### TASK BRIEF
Leave out the pictures and copy each record below exactly.

### WORKING DATA
# # #

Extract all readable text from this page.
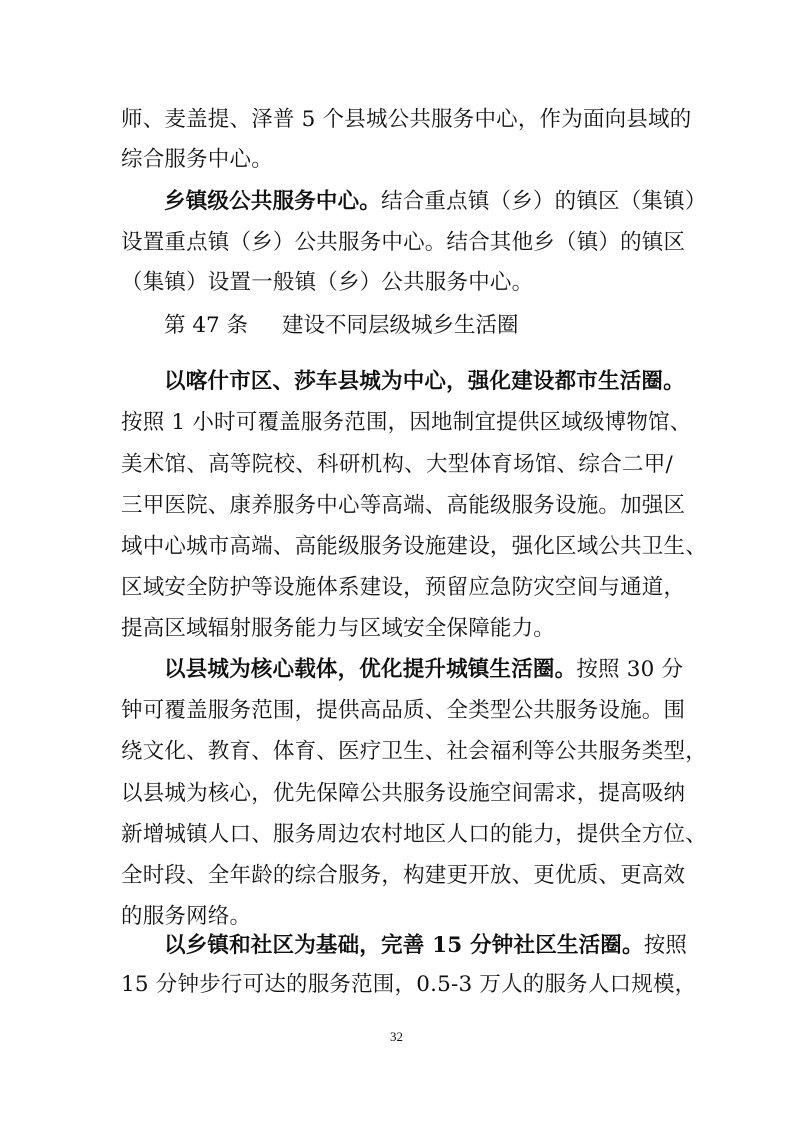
师、麦盖提、泽普 5 个县城公共服务中心，作为面向县域的
综合服务中心。
乡镇级公共服务中心。结合重点镇（乡）的镇区（集镇）
设置重点镇（乡）公共服务中心。结合其他乡（镇）的镇区
（集镇）设置一般镇（乡）公共服务中心。
第 47 条 建设不同层级城乡生活圈
以喀什市区、莎车县城为中心，强化建设都市生活圈。
按照 1 小时可覆盖服务范围，因地制宜提供区域级博物馆、
美术馆、高等院校、科研机构、大型体育场馆、综合二甲/
三甲医院、康养服务中心等高端、高能级服务设施。加强区
域中心城市高端、高能级服务设施建设，强化区域公共卫生、
区域安全防护等设施体系建设，预留应急防灾空间与通道，
提高区域辐射服务能力与区域安全保障能力。
以县城为核心载体，优化提升城镇生活圈。按照 30 分
钟可覆盖服务范围，提供高品质、全类型公共服务设施。围
绕文化、教育、体育、医疗卫生、社会福利等公共服务类型，
以县城为核心，优先保障公共服务设施空间需求，提高吸纳
新增城镇人口、服务周边农村地区人口的能力，提供全方位、
全时段、全年龄的综合服务，构建更开放、更优质、更高效
的服务网络。
以乡镇和社区为基础，完善 15 分钟社区生活圈。按照
15 分钟步行可达的服务范围，0.5-3 万人的服务人口规模，
32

# # #

### RESPONSE TO THE EXERCISE
Extract all readable text from this page.
师、麦盖提、泽普 5 个县城公共服务中心，作为面向县域的
综合服务中心。
乡镇级公共服务中心。结合重点镇（乡）的镇区（集镇）
设置重点镇（乡）公共服务中心。结合其他乡（镇）的镇区
（集镇）设置一般镇（乡）公共服务中心。
第 47 条 建设不同层级城乡生活圈
以喀什市区、莎车县城为中心，强化建设都市生活圈。
按照 1 小时可覆盖服务范围，因地制宜提供区域级博物馆、
美术馆、高等院校、科研机构、大型体育场馆、综合二甲/
三甲医院、康养服务中心等高端、高能级服务设施。加强区
域中心城市高端、高能级服务设施建设，强化区域公共卫生、
区域安全防护等设施体系建设，预留应急防灾空间与通道，
提高区域辐射服务能力与区域安全保障能力。
以县城为核心载体，优化提升城镇生活圈。按照 30 分
钟可覆盖服务范围，提供高品质、全类型公共服务设施。围
绕文化、教育、体育、医疗卫生、社会福利等公共服务类型，
以县城为核心，优先保障公共服务设施空间需求，提高吸纳
新增城镇人口、服务周边农村地区人口的能力，提供全方位、
全时段、全年龄的综合服务，构建更开放、更优质、更高效
的服务网络。
以乡镇和社区为基础，完善 15 分钟社区生活圈。按照
15 分钟步行可达的服务范围，0.5-3 万人的服务人口规模，
32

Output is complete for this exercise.